Work to complete: Each line that holds the word "icon" should be returned.

Records supplied:
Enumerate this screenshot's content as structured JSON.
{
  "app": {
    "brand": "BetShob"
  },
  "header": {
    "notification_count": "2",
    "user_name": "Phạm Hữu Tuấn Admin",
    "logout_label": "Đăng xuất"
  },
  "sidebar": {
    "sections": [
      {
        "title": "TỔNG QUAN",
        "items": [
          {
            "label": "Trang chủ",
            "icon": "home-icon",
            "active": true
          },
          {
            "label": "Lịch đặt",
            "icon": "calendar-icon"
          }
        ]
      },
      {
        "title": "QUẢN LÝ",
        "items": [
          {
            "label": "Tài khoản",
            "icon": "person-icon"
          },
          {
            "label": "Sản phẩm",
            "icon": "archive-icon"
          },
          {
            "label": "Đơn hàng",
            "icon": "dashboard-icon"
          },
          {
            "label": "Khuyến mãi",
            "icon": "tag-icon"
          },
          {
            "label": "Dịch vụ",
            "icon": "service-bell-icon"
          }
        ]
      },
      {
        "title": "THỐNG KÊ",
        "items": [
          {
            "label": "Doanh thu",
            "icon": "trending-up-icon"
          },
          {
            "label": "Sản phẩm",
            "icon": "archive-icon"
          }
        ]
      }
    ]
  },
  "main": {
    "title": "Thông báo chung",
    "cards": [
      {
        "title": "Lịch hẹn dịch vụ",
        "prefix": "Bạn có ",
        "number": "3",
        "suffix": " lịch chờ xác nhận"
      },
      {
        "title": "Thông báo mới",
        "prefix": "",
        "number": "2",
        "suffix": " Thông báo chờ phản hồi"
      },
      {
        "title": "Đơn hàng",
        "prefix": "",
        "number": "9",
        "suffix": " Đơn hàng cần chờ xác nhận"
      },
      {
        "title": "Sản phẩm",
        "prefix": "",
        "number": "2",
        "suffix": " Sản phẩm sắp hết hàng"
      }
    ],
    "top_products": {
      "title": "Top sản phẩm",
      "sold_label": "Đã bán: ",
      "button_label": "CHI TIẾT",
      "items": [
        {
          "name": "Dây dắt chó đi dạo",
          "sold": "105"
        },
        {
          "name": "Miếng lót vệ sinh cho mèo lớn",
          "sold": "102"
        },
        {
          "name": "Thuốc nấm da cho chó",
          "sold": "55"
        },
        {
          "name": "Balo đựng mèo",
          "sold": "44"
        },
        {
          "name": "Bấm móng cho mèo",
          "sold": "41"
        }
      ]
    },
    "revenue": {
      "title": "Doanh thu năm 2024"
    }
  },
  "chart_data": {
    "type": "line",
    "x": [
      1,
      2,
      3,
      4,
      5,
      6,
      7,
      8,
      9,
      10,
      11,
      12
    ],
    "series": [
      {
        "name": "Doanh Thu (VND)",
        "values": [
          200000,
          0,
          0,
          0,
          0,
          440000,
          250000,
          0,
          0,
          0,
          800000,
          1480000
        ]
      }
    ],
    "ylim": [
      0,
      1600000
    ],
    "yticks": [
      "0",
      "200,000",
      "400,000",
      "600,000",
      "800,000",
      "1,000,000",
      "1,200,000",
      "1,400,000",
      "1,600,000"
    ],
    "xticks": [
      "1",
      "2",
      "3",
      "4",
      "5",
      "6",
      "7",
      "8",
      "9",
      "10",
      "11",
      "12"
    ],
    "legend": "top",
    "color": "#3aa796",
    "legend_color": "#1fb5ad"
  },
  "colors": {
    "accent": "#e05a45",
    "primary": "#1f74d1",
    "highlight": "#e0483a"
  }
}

Problem solution:
            "icon": "home-icon",
            "icon": "calendar-icon"
            "icon": "person-icon"
            "icon": "archive-icon"
            "icon": "dashboard-icon"
            "icon": "tag-icon"
            "icon": "service-bell-icon"
            "icon": "trending-up-icon"
            "icon": "archive-icon"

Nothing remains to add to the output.